Stored records
########################################

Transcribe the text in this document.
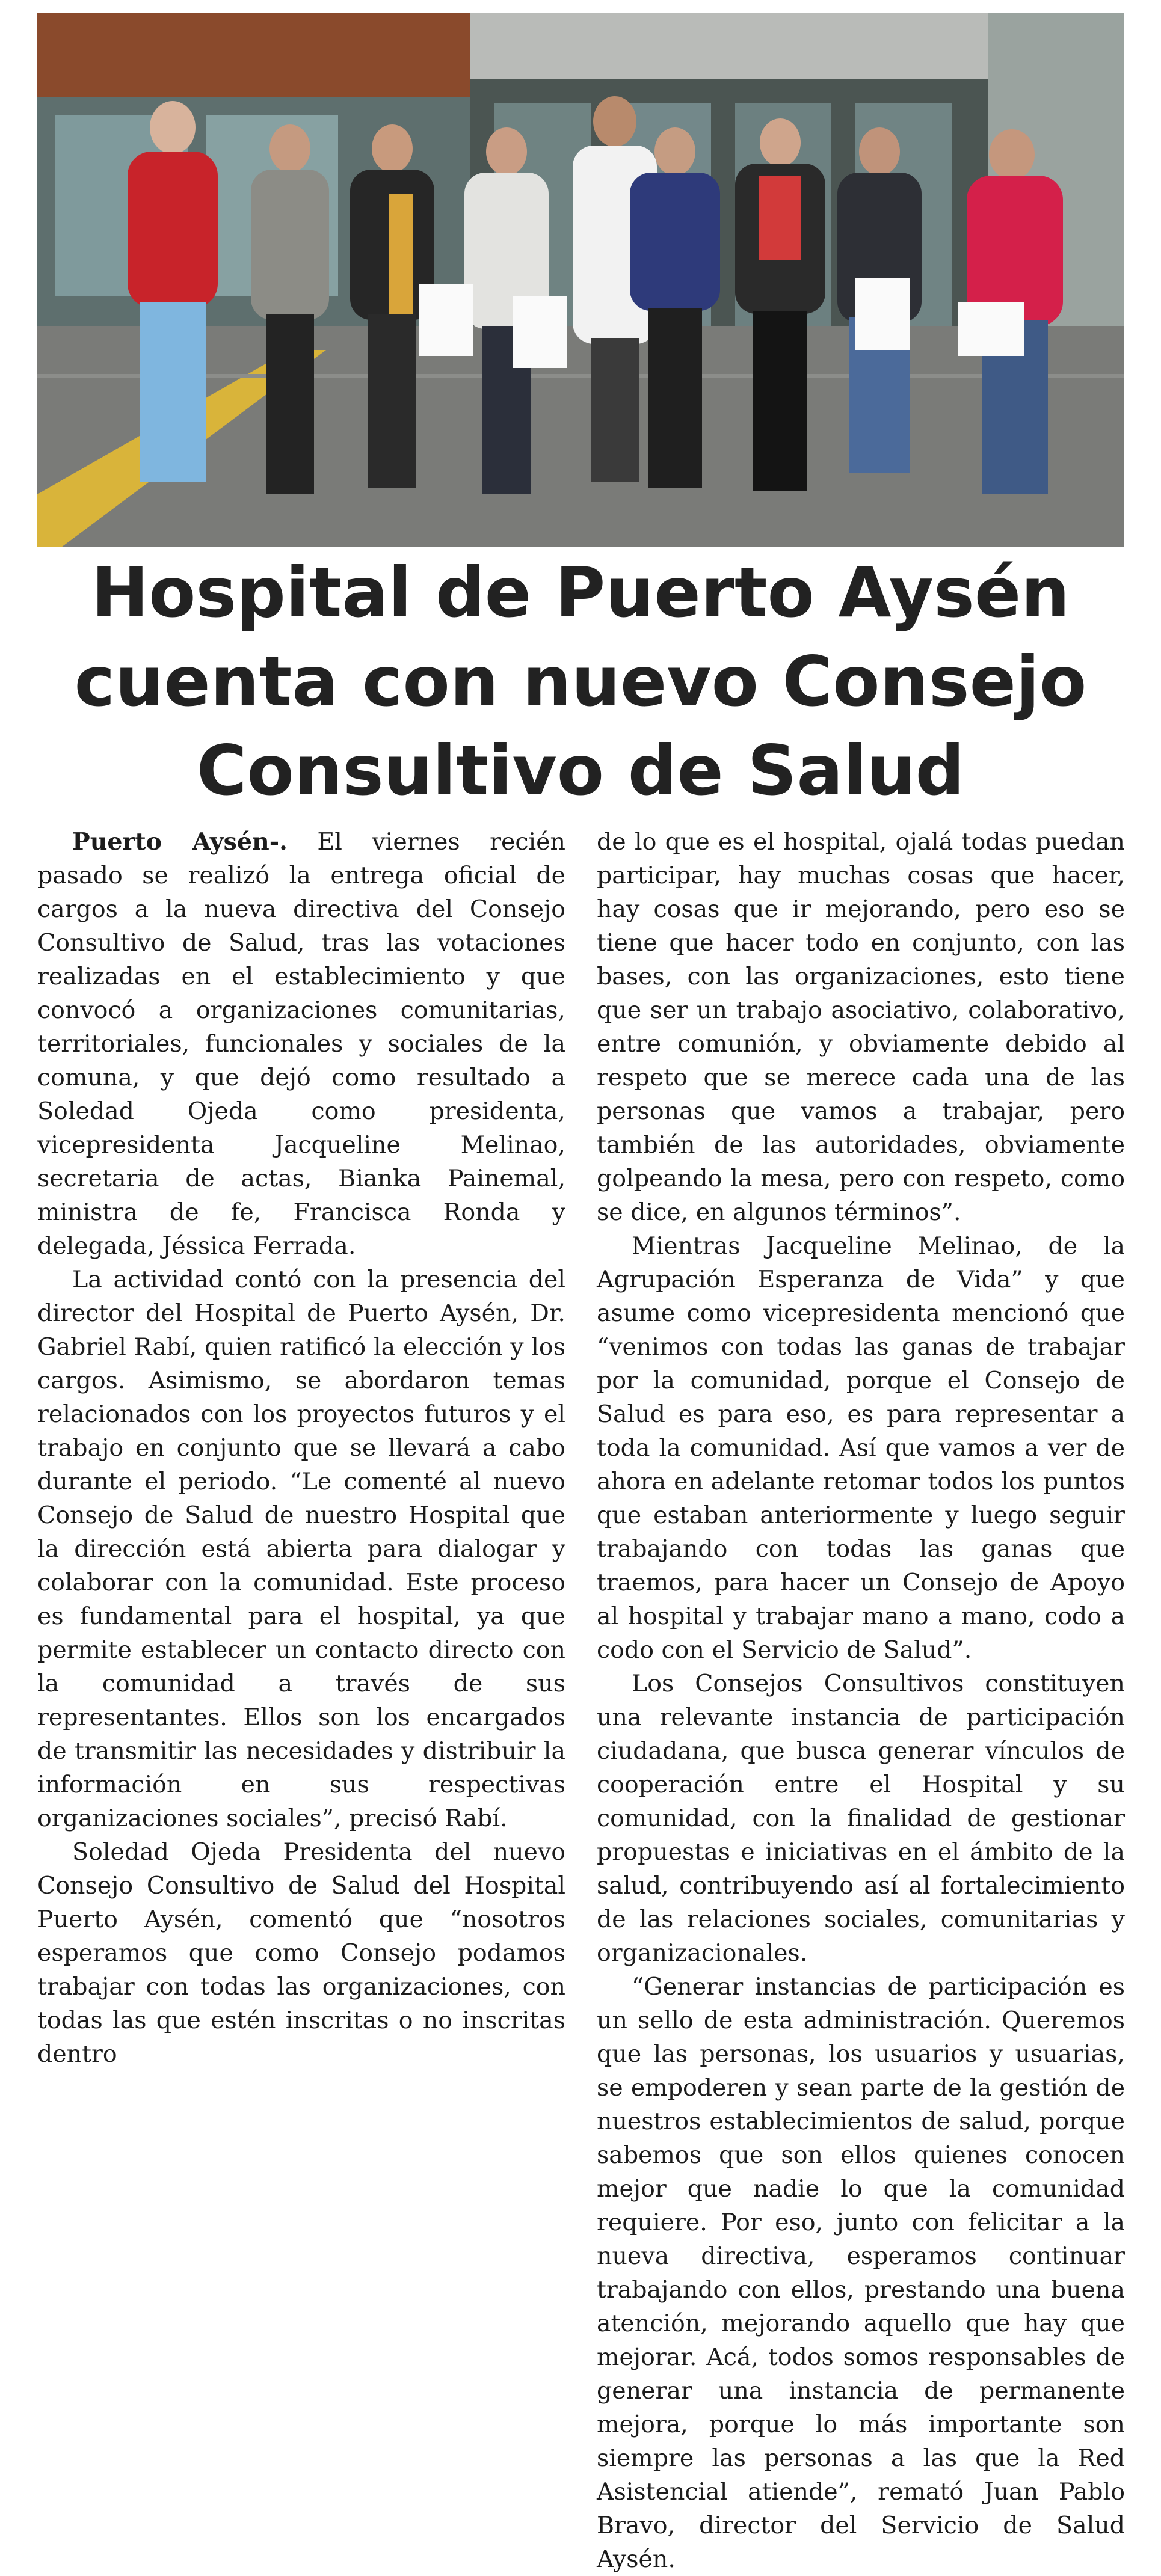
Hospital de Puerto Aysén
cuenta con nuevo Consejo
Consultivo de Salud

Puerto Aysén-. El viernes recién pasado se realizó la entrega oficial de cargos a la nueva directiva del Consejo Consultivo de Salud, tras las votaciones realizadas en el establecimiento y que convocó a organizaciones comunitarias, territoriales, funcionales y sociales de la comuna, y que dejó como resultado a Soledad Ojeda como presidenta, vicepresidenta Jacqueline Melinao, secretaria de actas, Bianka Painemal, ministra de fe, Francisca Ronda y delegada, Jéssica Ferrada.

La actividad contó con la presencia del director del Hospital de Puerto Aysén, Dr. Gabriel Rabí, quien ratificó la elección y los cargos. Asimismo, se abordaron temas relacionados con los proyectos futuros y el trabajo en conjunto que se llevará a cabo durante el periodo. “Le comenté al nuevo Consejo de Salud de nuestro Hospital que la dirección está abierta para dialogar y colaborar con la comunidad. Este proceso es fundamental para el hospital, ya que permite establecer un contacto directo con la comunidad a través de sus representantes. Ellos son los encargados de transmitir las necesidades y distribuir la información en sus respectivas organizaciones sociales”, precisó Rabí.

Soledad Ojeda Presidenta del nuevo Consejo Consultivo de Salud del Hospital Puerto Aysén, comentó que “nosotros esperamos que como Consejo podamos trabajar con todas las organizaciones, con todas las que estén inscritas o no inscritas dentro

de lo que es el hospital, ojalá todas puedan participar, hay muchas cosas que hacer, hay cosas que ir mejorando, pero eso se tiene que hacer todo en conjunto, con las bases, con las organizaciones, esto tiene que ser un trabajo asociativo, colaborativo, entre comunión, y obviamente debido al respeto que se merece cada una de las personas que vamos a trabajar, pero también de las autoridades, obviamente golpeando la mesa, pero con respeto, como se dice, en algunos términos”.

Mientras Jacqueline Melinao, de la Agrupación Esperanza de Vida” y que asume como vicepresidenta mencionó que “venimos con todas las ganas de trabajar por la comunidad, porque el Consejo de Salud es para eso, es para representar a toda la comunidad. Así que vamos a ver de ahora en adelante retomar todos los puntos que estaban anteriormente y luego seguir trabajando con todas las ganas que traemos, para hacer un Consejo de Apoyo al hospital y trabajar mano a mano, codo a codo con el Servicio de Salud”.

Los Consejos Consultivos constituyen una relevante instancia de participación ciudadana, que busca generar vínculos de cooperación entre el Hospital y su comunidad, con la finalidad de gestionar propuestas e iniciativas en el ámbito de la salud, contribuyendo así al fortalecimiento de las relaciones sociales, comunitarias y organizacionales.

“Generar instancias de participación es un sello de esta administración. Queremos que las personas, los usuarios y usuarias, se empoderen y sean parte de la gestión de nuestros establecimientos de salud, porque sabemos que son ellos quienes conocen mejor que nadie lo que la comunidad requiere. Por eso, junto con felicitar a la nueva directiva, esperamos continuar trabajando con ellos, prestando una buena atención, mejorando aquello que hay que mejorar. Acá, todos somos responsables de generar una instancia de permanente mejora, porque lo más importante son siempre las personas a las que la Red Asistencial atiende”, remató Juan Pablo Bravo, director del Servicio de Salud Aysén.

########################################

> EXERCISE REQUIREMENTS
Give back each entry exactly as it appears, with no pictures.

> TASK SOLUTION
Transcribe the text in this document.
Hospital de Puerto Aysén
cuenta con nuevo Consejo
Consultivo de Salud

Puerto Aysén-. El viernes recién pasado se realizó la entrega oficial de cargos a la nueva directiva del Consejo Consultivo de Salud, tras las votaciones realizadas en el establecimiento y que convocó a organizaciones comunitarias, territoriales, funcionales y sociales de la comuna, y que dejó como resultado a Soledad Ojeda como presidenta, vicepresidenta Jacqueline Melinao, secretaria de actas, Bianka Painemal, ministra de fe, Francisca Ronda y delegada, Jéssica Ferrada.

La actividad contó con la presencia del director del Hospital de Puerto Aysén, Dr. Gabriel Rabí, quien ratificó la elección y los cargos. Asimismo, se abordaron temas relacionados con los proyectos futuros y el trabajo en conjunto que se llevará a cabo durante el periodo. “Le comenté al nuevo Consejo de Salud de nuestro Hospital que la dirección está abierta para dialogar y colaborar con la comunidad. Este proceso es fundamental para el hospital, ya que permite establecer un contacto directo con la comunidad a través de sus representantes. Ellos son los encargados de transmitir las necesidades y distribuir la información en sus respectivas organizaciones sociales”, precisó Rabí.

Soledad Ojeda Presidenta del nuevo Consejo Consultivo de Salud del Hospital Puerto Aysén, comentó que “nosotros esperamos que como Consejo podamos trabajar con todas las organizaciones, con todas las que estén inscritas o no inscritas dentro

de lo que es el hospital, ojalá todas puedan participar, hay muchas cosas que hacer, hay cosas que ir mejorando, pero eso se tiene que hacer todo en conjunto, con las bases, con las organizaciones, esto tiene que ser un trabajo asociativo, colaborativo, entre comunión, y obviamente debido al respeto que se merece cada una de las personas que vamos a trabajar, pero también de las autoridades, obviamente golpeando la mesa, pero con respeto, como se dice, en algunos términos”.

Mientras Jacqueline Melinao, de la Agrupación Esperanza de Vida” y que asume como vicepresidenta mencionó que “venimos con todas las ganas de trabajar por la comunidad, porque el Consejo de Salud es para eso, es para representar a toda la comunidad. Así que vamos a ver de ahora en adelante retomar todos los puntos que estaban anteriormente y luego seguir trabajando con todas las ganas que traemos, para hacer un Consejo de Apoyo al hospital y trabajar mano a mano, codo a codo con el Servicio de Salud”.

Los Consejos Consultivos constituyen una relevante instancia de participación ciudadana, que busca generar vínculos de cooperación entre el Hospital y su comunidad, con la finalidad de gestionar propuestas e iniciativas en el ámbito de la salud, contribuyendo así al fortalecimiento de las relaciones sociales, comunitarias y organizacionales.

“Generar instancias de participación es un sello de esta administración. Queremos que las personas, los usuarios y usuarias, se empoderen y sean parte de la gestión de nuestros establecimientos de salud, porque sabemos que son ellos quienes conocen mejor que nadie lo que la comunidad requiere. Por eso, junto con felicitar a la nueva directiva, esperamos continuar trabajando con ellos, prestando una buena atención, mejorando aquello que hay que mejorar. Acá, todos somos responsables de generar una instancia de permanente mejora, porque lo más importante son siempre las personas a las que la Red Asistencial atiende”, remató Juan Pablo Bravo, director del Servicio de Salud Aysén.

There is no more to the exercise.